(WHAT YOU NEED TO DO) Copy every line of the records below where the word "marker" occurs.

(DATA FOR THIS EXERCISE)

────

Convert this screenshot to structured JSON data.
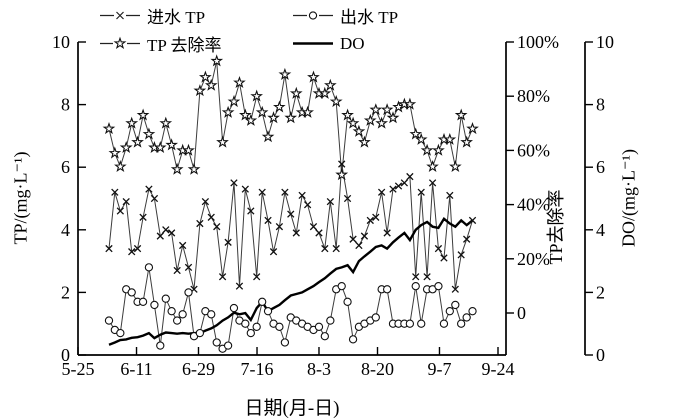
{
  "figure": {
    "x_axis_label": "日期(月-日)",
    "y_left_label": "TP/(mg·L⁻¹)",
    "y_right_pct_label": "TP去除率",
    "y_right_do_label": "DO/(mg·L⁻¹)"
  },
  "legend": {
    "items": [
      {
        "label": "进水 TP",
        "marker": "x"
      },
      {
        "label": "出水 TP",
        "marker": "circle"
      },
      {
        "label": "TP 去除率",
        "marker": "star"
      },
      {
        "label": "DO",
        "marker": "solid-line"
      }
    ]
  },
  "chart_data": {
    "type": "line",
    "title": "",
    "xlabel": "日期(月-日)",
    "x_axis": {
      "tick_labels": [
        "5-25",
        "6-11",
        "6-29",
        "7-16",
        "8-3",
        "8-20",
        "9-7",
        "9-24"
      ],
      "tick_days": [
        0,
        17,
        35,
        52,
        70,
        87,
        105,
        122
      ],
      "range_days": [
        0,
        122
      ]
    },
    "y_left": {
      "label": "TP/(mg·L⁻¹)",
      "ticks": [
        0,
        2,
        4,
        6,
        8,
        10
      ],
      "range": [
        0,
        10
      ]
    },
    "y_right_pct": {
      "label": "TP去除率",
      "tick_labels": [
        "0",
        "20%",
        "40%",
        "60%",
        "80%",
        "100%"
      ],
      "tick_values": [
        0,
        20,
        40,
        60,
        80,
        100
      ]
    },
    "y_right_do": {
      "label": "DO/(mg·L⁻¹)",
      "ticks": [
        0,
        2,
        4,
        6,
        8,
        10
      ],
      "range": [
        0,
        10
      ]
    },
    "grid": false,
    "legend_position": "top",
    "x_days": [
      9,
      10.7,
      12.3,
      14,
      15.6,
      17.3,
      18.9,
      20.6,
      22.2,
      23.9,
      25.5,
      27.2,
      28.8,
      30.4,
      32.1,
      33.7,
      35.4,
      37,
      38.7,
      40.3,
      42,
      43.6,
      45.3,
      46.9,
      48.6,
      50.2,
      51.9,
      53.5,
      55.2,
      56.8,
      58.5,
      60.1,
      61.8,
      63.4,
      65.1,
      66.7,
      68.4,
      70,
      71.7,
      73.3,
      75,
      76.6,
      78.3,
      79.9,
      81.6,
      83.2,
      84.9,
      86.5,
      88.2,
      89.8,
      91.5,
      93.1,
      94.8,
      96.4,
      98.1,
      99.7,
      101.4,
      103,
      104.7,
      106.3,
      108,
      109.6,
      111.3,
      112.9,
      114.6
    ],
    "series": [
      {
        "name": "进水 TP",
        "marker": "x",
        "axis": "tp",
        "unit": "mg/L",
        "values": [
          3.4,
          5.2,
          4.6,
          4.9,
          3.3,
          3.4,
          4.4,
          5.3,
          5.0,
          3.8,
          4.0,
          3.9,
          2.7,
          3.5,
          2.8,
          2.1,
          4.2,
          4.9,
          4.4,
          4.1,
          2.5,
          3.6,
          5.5,
          2.2,
          5.3,
          4.6,
          2.5,
          5.2,
          4.3,
          3.3,
          4.1,
          5.2,
          4.5,
          3.9,
          5.1,
          4.8,
          4.1,
          3.9,
          3.4,
          4.9,
          3.4,
          6.1,
          5.0,
          3.7,
          3.5,
          3.8,
          4.3,
          4.4,
          5.2,
          3.9,
          5.3,
          5.4,
          5.5,
          5.7,
          2.5,
          5.2,
          2.5,
          5.5,
          3.4,
          3.1,
          5.1,
          2.1,
          3.2,
          3.7,
          4.3
        ]
      },
      {
        "name": "出水 TP",
        "marker": "circle",
        "axis": "tp",
        "unit": "mg/L",
        "values": [
          1.1,
          0.8,
          0.7,
          2.1,
          2.0,
          1.7,
          1.7,
          2.8,
          1.6,
          0.3,
          1.8,
          1.4,
          1.1,
          1.3,
          2.0,
          0.6,
          0.7,
          1.4,
          1.3,
          0.4,
          0.2,
          0.3,
          1.5,
          1.1,
          1.0,
          0.7,
          0.9,
          1.7,
          1.4,
          1.0,
          0.9,
          0.4,
          1.2,
          1.1,
          1.0,
          0.9,
          0.8,
          0.9,
          0.6,
          1.1,
          2.1,
          2.2,
          1.7,
          0.5,
          0.9,
          1.0,
          1.1,
          1.2,
          2.1,
          2.1,
          1.0,
          1.0,
          1.0,
          1.0,
          2.2,
          1.0,
          2.1,
          2.1,
          2.2,
          1.0,
          1.4,
          1.6,
          1.0,
          1.2,
          1.4
        ]
      },
      {
        "name": "TP 去除率",
        "marker": "star",
        "axis": "pct",
        "unit": "%",
        "values": [
          68,
          59,
          54,
          61,
          70,
          63,
          73,
          66,
          61,
          61,
          70,
          62,
          53,
          60,
          60,
          53,
          82,
          87,
          84,
          93,
          63,
          74,
          78,
          85,
          73,
          71,
          80,
          74,
          65,
          72,
          76,
          88,
          72,
          81,
          74,
          74,
          87,
          81,
          81,
          84,
          78,
          51,
          73,
          70,
          67,
          63,
          71,
          75,
          70,
          75,
          72,
          76,
          77,
          77,
          66,
          64,
          60,
          54,
          60,
          64,
          64,
          54,
          73,
          63,
          68
        ]
      },
      {
        "name": "DO",
        "marker": "none",
        "axis": "do",
        "unit": "mg/L",
        "values": [
          0.33,
          0.4,
          0.48,
          0.5,
          0.55,
          0.57,
          0.62,
          0.7,
          0.54,
          0.65,
          0.72,
          0.7,
          0.68,
          0.7,
          0.68,
          0.7,
          0.7,
          0.78,
          0.85,
          0.95,
          1.1,
          1.2,
          1.35,
          1.3,
          1.34,
          1.12,
          1.5,
          1.7,
          1.4,
          1.5,
          1.6,
          1.75,
          1.9,
          1.95,
          2.0,
          2.1,
          2.2,
          2.33,
          2.45,
          2.6,
          2.75,
          2.8,
          2.87,
          2.65,
          3.0,
          3.15,
          3.3,
          3.45,
          3.5,
          3.4,
          3.6,
          3.75,
          3.9,
          3.67,
          4.0,
          4.15,
          4.25,
          4.1,
          4.06,
          4.35,
          4.2,
          4.1,
          4.3,
          4.15,
          4.3
        ]
      }
    ]
  }
}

────

(ANSWER)
        "marker": "x"
        "marker": "circle"
        "marker": "star"
        "marker": "solid-line"
        "marker": "x",
        "marker": "circle",
        "marker": "star",
        "marker": "none",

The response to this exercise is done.